Copy, from the entries below, each line where the word "name" can be found.

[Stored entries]
※

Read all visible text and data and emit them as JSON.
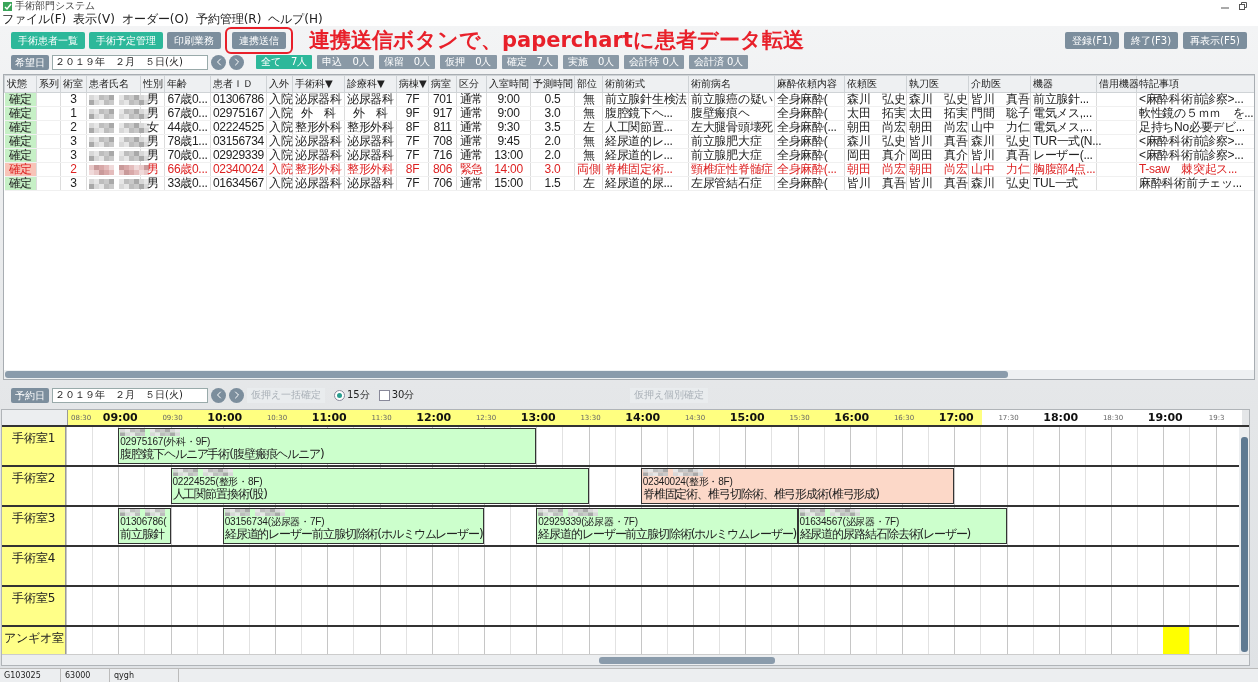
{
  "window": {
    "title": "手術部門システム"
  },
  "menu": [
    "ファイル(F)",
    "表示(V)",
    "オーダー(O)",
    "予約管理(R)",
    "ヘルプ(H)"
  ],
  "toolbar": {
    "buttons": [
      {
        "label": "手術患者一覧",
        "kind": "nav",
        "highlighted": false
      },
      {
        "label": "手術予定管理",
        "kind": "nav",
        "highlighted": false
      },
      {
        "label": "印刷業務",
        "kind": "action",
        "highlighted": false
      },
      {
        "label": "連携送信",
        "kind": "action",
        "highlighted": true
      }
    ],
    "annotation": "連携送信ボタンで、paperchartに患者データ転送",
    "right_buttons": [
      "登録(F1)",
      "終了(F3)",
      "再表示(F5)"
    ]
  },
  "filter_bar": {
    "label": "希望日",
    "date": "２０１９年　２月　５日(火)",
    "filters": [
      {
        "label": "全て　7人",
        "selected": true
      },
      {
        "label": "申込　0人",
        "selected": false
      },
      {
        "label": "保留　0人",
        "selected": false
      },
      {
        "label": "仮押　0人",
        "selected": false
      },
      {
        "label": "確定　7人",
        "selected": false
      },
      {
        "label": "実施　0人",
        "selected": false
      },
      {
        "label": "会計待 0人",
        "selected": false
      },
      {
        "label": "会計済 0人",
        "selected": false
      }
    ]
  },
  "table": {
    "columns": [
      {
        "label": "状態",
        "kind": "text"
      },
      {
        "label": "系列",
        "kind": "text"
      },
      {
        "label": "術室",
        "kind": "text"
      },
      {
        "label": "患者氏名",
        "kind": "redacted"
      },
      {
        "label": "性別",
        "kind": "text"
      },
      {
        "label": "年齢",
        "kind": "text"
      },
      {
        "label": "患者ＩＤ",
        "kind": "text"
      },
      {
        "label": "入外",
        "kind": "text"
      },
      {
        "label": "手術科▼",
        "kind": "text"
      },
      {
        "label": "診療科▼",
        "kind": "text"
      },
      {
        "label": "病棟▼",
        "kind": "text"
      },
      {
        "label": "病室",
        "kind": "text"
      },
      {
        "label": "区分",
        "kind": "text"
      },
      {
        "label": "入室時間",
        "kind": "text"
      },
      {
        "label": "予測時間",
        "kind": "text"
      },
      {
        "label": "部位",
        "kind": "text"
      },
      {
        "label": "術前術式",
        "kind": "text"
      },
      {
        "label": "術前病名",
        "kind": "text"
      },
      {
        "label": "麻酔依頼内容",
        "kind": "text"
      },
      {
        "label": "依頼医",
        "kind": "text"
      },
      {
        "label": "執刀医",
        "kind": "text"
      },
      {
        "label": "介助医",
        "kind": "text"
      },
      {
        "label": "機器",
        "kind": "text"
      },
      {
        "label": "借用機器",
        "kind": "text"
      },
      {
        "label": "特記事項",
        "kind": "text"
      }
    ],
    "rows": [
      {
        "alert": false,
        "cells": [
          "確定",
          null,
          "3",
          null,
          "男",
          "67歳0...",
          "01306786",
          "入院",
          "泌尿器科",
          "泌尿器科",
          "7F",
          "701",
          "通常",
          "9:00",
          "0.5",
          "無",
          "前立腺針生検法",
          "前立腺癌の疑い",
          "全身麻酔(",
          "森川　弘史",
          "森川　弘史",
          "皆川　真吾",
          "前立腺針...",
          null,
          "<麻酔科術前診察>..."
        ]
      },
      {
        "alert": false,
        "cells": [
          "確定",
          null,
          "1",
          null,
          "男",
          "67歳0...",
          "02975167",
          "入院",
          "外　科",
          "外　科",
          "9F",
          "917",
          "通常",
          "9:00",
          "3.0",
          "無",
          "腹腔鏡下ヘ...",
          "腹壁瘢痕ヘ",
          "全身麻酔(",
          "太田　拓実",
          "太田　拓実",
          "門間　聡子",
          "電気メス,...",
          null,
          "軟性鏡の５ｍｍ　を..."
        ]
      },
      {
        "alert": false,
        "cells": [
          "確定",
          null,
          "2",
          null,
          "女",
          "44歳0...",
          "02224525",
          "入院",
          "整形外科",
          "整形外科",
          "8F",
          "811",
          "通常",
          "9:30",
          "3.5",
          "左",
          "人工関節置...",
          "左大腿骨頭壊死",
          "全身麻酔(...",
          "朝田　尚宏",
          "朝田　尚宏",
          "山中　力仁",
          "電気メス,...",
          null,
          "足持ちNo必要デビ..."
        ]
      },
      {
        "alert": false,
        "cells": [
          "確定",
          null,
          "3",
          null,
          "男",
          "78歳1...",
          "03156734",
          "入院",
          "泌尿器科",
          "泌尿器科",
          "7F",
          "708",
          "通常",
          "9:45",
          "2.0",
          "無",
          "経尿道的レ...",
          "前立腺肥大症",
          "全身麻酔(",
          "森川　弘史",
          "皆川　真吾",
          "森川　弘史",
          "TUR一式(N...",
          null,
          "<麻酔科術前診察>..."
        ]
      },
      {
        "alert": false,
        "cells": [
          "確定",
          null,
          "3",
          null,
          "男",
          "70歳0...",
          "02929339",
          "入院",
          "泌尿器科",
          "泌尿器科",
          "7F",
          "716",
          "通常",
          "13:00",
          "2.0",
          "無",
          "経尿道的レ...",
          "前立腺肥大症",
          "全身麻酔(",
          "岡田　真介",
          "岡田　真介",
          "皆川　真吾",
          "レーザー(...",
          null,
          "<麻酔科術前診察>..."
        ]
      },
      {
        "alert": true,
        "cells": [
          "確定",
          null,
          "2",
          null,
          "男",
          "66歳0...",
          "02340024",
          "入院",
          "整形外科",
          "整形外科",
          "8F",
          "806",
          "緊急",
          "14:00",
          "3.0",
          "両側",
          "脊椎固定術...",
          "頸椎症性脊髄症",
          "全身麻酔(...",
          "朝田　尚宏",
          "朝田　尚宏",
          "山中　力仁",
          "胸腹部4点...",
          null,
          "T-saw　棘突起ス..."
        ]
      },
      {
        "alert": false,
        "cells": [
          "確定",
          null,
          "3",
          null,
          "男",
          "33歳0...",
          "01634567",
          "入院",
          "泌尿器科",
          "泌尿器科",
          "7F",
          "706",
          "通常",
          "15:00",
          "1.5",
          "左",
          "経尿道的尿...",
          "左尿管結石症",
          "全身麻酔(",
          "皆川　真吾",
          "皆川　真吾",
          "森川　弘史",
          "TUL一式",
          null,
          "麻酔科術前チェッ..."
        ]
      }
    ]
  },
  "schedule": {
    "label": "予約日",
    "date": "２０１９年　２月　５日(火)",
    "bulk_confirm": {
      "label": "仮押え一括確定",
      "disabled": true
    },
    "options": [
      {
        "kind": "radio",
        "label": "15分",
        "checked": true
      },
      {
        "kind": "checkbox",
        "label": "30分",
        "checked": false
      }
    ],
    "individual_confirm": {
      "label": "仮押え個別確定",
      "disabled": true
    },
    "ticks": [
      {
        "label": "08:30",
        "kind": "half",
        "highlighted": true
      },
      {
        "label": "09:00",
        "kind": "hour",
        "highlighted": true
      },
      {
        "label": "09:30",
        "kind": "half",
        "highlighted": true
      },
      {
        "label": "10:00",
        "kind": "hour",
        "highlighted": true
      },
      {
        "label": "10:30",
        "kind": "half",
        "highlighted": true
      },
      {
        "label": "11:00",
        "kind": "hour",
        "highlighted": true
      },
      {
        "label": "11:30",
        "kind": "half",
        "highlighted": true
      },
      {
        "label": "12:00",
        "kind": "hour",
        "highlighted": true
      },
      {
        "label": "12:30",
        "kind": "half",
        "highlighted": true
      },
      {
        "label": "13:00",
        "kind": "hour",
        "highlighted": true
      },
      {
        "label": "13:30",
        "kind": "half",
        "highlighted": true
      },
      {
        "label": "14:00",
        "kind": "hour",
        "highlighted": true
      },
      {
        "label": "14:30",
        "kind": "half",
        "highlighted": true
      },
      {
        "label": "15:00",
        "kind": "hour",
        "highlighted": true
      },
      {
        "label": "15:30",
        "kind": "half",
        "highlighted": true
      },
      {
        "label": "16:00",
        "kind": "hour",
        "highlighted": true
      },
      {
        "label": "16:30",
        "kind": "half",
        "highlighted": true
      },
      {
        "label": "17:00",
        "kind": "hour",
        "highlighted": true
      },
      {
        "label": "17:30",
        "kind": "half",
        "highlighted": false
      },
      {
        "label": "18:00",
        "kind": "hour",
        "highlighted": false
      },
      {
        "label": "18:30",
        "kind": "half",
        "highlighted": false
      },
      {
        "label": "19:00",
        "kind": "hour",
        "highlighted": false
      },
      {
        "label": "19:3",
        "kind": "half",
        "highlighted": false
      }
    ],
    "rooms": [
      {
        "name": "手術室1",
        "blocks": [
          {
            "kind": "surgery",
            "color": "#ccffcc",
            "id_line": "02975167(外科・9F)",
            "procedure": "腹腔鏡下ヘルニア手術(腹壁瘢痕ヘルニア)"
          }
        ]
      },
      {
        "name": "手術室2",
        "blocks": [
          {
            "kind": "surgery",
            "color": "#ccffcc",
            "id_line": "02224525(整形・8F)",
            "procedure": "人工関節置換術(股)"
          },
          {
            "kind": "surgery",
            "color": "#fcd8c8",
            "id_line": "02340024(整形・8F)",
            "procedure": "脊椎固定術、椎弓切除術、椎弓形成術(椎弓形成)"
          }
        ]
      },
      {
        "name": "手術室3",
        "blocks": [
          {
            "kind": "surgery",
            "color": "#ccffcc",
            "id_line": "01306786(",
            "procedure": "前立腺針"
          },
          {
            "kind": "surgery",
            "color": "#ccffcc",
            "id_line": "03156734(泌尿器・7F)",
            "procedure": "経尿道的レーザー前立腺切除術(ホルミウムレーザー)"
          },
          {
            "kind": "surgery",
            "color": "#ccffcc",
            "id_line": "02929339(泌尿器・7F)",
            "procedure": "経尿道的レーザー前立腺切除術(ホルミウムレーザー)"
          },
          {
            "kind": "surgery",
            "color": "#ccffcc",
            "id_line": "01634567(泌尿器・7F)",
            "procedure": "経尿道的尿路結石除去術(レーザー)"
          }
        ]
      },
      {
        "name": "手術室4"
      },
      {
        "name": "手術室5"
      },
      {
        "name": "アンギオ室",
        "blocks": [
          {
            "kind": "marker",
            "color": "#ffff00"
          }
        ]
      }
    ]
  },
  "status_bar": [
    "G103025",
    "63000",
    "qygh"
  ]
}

※

- [Answer to this problem]:
        "name": "手術室1",
        "name": "手術室2",
        "name": "手術室3",
        "name": "手術室4"
        "name": "手術室5"
        "name": "アンギオ室",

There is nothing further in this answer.